[START OF DATA FOR THIS TASK]
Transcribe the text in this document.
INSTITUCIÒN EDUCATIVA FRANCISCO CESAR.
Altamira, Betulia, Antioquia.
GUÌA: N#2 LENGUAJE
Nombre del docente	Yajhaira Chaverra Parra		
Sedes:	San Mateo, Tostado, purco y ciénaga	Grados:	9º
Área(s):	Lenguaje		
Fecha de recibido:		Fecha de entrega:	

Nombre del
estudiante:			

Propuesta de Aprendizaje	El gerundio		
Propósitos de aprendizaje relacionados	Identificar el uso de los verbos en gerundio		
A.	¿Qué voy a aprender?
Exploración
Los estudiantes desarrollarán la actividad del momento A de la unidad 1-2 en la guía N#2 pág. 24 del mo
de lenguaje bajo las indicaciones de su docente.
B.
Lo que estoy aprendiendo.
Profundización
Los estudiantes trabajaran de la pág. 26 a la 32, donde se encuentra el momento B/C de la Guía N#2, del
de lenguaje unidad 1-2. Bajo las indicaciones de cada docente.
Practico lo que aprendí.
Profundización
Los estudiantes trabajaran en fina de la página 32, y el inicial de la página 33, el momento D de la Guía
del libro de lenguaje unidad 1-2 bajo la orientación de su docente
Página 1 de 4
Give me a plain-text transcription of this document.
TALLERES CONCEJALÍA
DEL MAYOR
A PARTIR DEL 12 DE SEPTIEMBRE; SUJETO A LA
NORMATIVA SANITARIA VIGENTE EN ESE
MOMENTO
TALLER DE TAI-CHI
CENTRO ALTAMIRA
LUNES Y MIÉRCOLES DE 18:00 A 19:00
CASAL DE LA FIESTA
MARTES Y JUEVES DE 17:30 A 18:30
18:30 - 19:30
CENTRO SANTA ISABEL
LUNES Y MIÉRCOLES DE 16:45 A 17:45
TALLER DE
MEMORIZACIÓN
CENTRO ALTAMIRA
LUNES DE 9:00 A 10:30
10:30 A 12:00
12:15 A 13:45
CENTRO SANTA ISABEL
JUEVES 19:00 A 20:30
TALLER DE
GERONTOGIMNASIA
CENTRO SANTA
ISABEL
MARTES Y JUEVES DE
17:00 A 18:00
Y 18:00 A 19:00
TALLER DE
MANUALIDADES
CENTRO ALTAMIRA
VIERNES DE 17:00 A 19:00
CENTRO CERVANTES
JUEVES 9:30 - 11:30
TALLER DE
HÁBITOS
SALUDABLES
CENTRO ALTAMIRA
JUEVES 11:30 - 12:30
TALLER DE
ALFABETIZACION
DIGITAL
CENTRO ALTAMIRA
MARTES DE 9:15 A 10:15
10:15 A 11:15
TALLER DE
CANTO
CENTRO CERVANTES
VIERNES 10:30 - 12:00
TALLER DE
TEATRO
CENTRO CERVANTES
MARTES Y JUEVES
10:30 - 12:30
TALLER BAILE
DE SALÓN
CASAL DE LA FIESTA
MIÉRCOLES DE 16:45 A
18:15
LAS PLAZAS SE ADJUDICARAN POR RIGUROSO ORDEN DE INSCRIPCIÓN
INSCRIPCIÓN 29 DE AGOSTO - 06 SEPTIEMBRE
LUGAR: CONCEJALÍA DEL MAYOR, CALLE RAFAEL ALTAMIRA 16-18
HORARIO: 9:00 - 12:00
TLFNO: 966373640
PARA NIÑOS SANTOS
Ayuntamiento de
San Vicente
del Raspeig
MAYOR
[END OF DATA FOR THIS TASK]
Count how many lines in the data above hold the string "indicaciones", and give the number with no other words.

▸ **RESPONSE FOR THIS EXERCISE**:
2